Exercise directions — Make an exact copy of the records, with the images left out.

..........

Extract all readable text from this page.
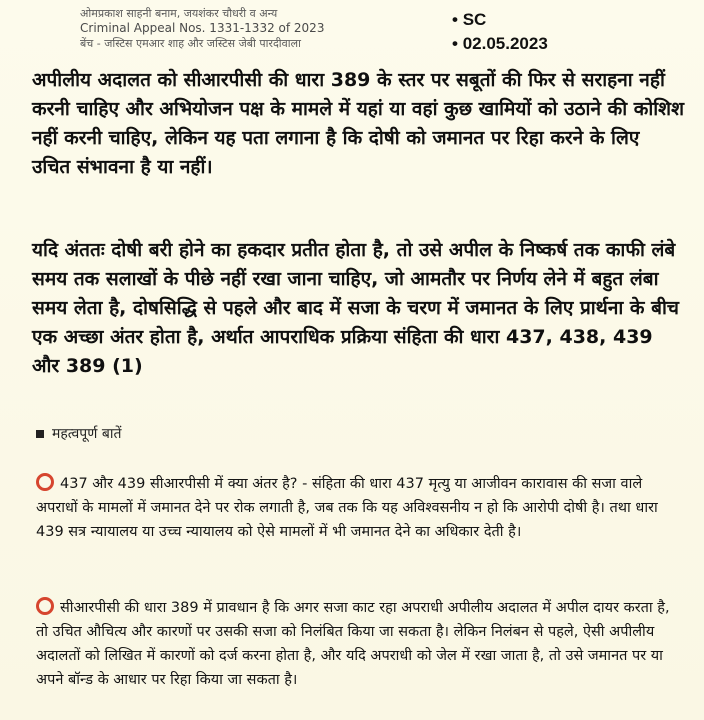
ओमप्रकाश साहनी बनाम, जयशंकर चौधरी व अन्य
Criminal Appeal Nos. 1331-1332 of 2023
बेंच - जस्टिस एमआर शाह और जस्टिस जेबी पारदीवाला
• SC
• 02.05.2023
अपीलीय अदालत को सीआरपीसी की धारा 389 के स्तर पर सबूतों की फिर से सराहना नहीं करनी चाहिए और अभियोजन पक्ष के मामले में यहां या वहां कुछ खामियों को उठाने की कोशिश नहीं करनी चाहिए, लेकिन यह पता लगाना है कि दोषी को जमानत पर रिहा करने के लिए उचित संभावना है या नहीं।
यदि अंततः दोषी बरी होने का हकदार प्रतीत होता है, तो उसे अपील के निष्कर्ष तक काफी लंबे समय तक सलाखों के पीछे नहीं रखा जाना चाहिए, जो आमतौर पर निर्णय लेने में बहुत लंबा समय लेता है, दोषसिद्धि से पहले और बाद में सजा के चरण में जमानत के लिए प्रार्थना के बीच एक अच्छा अंतर होता है, अर्थात आपराधिक प्रक्रिया संहिता की धारा 437, 438, 439 और 389 (1)
महत्वपूर्ण बातें
437 और 439 सीआरपीसी में क्या अंतर है? - संहिता की धारा 437 मृत्यु या आजीवन कारावास की सजा वाले अपराधों के मामलों में जमानत देने पर रोक लगाती है, जब तक कि यह अविश्वसनीय न हो कि आरोपी दोषी है। तथा धारा 439 सत्र न्यायालय या उच्च न्यायालय को ऐसे मामलों में भी जमानत देने का अधिकार देती है।
सीआरपीसी की धारा 389 में प्रावधान है कि अगर सजा काट रहा अपराधी अपीलीय अदालत में अपील दायर करता है, तो उचित औचित्य और कारणों पर उसकी सजा को निलंबित किया जा सकता है। लेकिन निलंबन से पहले, ऐसी अपीलीय अदालतों को लिखित में कारणों को दर्ज करना होता है, और यदि अपराधी को जेल में रखा जाता है, तो उसे जमानत पर या अपने बॉन्ड के आधार पर रिहा किया जा सकता है।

..........

Result for this task —
Extract all readable text from this page.
ओमप्रकाश साहनी बनाम, जयशंकर चौधरी व अन्य
Criminal Appeal Nos. 1331-1332 of 2023
बेंच - जस्टिस एमआर शाह और जस्टिस जेबी पारदीवाला
• SC
• 02.05.2023
अपीलीय अदालत को सीआरपीसी की धारा 389 के स्तर पर सबूतों की फिर से सराहना नहीं करनी चाहिए और अभियोजन पक्ष के मामले में यहां या वहां कुछ खामियों को उठाने की कोशिश नहीं करनी चाहिए, लेकिन यह पता लगाना है कि दोषी को जमानत पर रिहा करने के लिए उचित संभावना है या नहीं।
यदि अंततः दोषी बरी होने का हकदार प्रतीत होता है, तो उसे अपील के निष्कर्ष तक काफी लंबे समय तक सलाखों के पीछे नहीं रखा जाना चाहिए, जो आमतौर पर निर्णय लेने में बहुत लंबा समय लेता है, दोषसिद्धि से पहले और बाद में सजा के चरण में जमानत के लिए प्रार्थना के बीच एक अच्छा अंतर होता है, अर्थात आपराधिक प्रक्रिया संहिता की धारा 437, 438, 439 और 389 (1)
महत्वपूर्ण बातें
437 और 439 सीआरपीसी में क्या अंतर है? - संहिता की धारा 437 मृत्यु या आजीवन कारावास की सजा वाले अपराधों के मामलों में जमानत देने पर रोक लगाती है, जब तक कि यह अविश्वसनीय न हो कि आरोपी दोषी है। तथा धारा 439 सत्र न्यायालय या उच्च न्यायालय को ऐसे मामलों में भी जमानत देने का अधिकार देती है।
सीआरपीसी की धारा 389 में प्रावधान है कि अगर सजा काट रहा अपराधी अपीलीय अदालत में अपील दायर करता है, तो उचित औचित्य और कारणों पर उसकी सजा को निलंबित किया जा सकता है। लेकिन निलंबन से पहले, ऐसी अपीलीय अदालतों को लिखित में कारणों को दर्ज करना होता है, और यदि अपराधी को जेल में रखा जाता है, तो उसे जमानत पर या अपने बॉन्ड के आधार पर रिहा किया जा सकता है।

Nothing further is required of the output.